[Collected data]

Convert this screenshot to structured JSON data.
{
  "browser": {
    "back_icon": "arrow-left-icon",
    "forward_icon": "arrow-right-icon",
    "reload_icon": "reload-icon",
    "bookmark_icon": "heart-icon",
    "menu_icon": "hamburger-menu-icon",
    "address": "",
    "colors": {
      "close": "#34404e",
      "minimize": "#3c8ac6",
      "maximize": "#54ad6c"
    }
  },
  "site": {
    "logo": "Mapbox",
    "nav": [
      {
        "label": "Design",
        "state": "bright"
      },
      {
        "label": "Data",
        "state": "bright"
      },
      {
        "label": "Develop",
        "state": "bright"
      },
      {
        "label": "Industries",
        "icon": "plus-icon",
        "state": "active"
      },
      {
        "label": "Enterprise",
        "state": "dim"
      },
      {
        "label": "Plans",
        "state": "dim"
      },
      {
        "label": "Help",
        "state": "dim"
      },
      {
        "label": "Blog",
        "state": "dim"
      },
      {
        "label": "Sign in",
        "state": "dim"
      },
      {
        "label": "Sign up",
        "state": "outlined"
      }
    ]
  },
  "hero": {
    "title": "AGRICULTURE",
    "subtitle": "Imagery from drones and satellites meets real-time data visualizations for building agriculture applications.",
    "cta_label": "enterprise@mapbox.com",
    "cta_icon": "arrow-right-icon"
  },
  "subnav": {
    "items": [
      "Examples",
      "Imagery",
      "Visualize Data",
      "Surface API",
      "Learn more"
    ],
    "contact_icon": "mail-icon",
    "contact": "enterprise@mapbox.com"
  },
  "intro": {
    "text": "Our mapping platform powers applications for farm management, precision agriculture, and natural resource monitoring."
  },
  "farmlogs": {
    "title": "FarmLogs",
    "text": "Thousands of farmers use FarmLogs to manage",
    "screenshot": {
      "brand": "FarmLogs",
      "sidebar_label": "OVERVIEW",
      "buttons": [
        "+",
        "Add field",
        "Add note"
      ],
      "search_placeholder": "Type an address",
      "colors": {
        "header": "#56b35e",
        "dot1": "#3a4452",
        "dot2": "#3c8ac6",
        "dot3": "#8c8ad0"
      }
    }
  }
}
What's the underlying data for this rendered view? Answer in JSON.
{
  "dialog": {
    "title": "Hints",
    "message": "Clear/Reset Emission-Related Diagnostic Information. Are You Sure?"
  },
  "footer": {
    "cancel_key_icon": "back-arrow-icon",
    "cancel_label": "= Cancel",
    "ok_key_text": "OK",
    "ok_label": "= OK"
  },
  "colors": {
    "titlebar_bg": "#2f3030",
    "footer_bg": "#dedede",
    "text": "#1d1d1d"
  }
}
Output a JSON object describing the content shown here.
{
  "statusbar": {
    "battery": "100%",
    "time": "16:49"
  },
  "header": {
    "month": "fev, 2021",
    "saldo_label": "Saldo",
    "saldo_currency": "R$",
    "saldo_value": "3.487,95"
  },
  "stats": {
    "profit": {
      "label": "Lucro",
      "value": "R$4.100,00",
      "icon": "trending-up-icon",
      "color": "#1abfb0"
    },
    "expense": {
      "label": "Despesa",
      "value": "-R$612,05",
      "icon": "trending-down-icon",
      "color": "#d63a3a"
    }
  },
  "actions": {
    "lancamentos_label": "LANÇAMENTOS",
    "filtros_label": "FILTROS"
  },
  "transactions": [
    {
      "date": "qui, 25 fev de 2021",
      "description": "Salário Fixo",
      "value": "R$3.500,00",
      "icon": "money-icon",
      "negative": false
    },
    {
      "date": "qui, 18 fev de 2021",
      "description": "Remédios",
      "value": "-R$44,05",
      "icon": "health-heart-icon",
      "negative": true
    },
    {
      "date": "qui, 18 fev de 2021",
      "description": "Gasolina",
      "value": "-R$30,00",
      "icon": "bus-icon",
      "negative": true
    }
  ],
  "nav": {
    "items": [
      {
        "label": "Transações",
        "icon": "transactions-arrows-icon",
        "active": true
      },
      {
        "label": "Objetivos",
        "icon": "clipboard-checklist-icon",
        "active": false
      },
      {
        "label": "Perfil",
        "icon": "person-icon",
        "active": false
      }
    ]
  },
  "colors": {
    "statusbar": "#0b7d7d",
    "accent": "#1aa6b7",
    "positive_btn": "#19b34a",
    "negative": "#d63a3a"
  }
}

## [Given instruction]
Count every line bearing the word "active"; report the total only.

## [Exercise solution]
4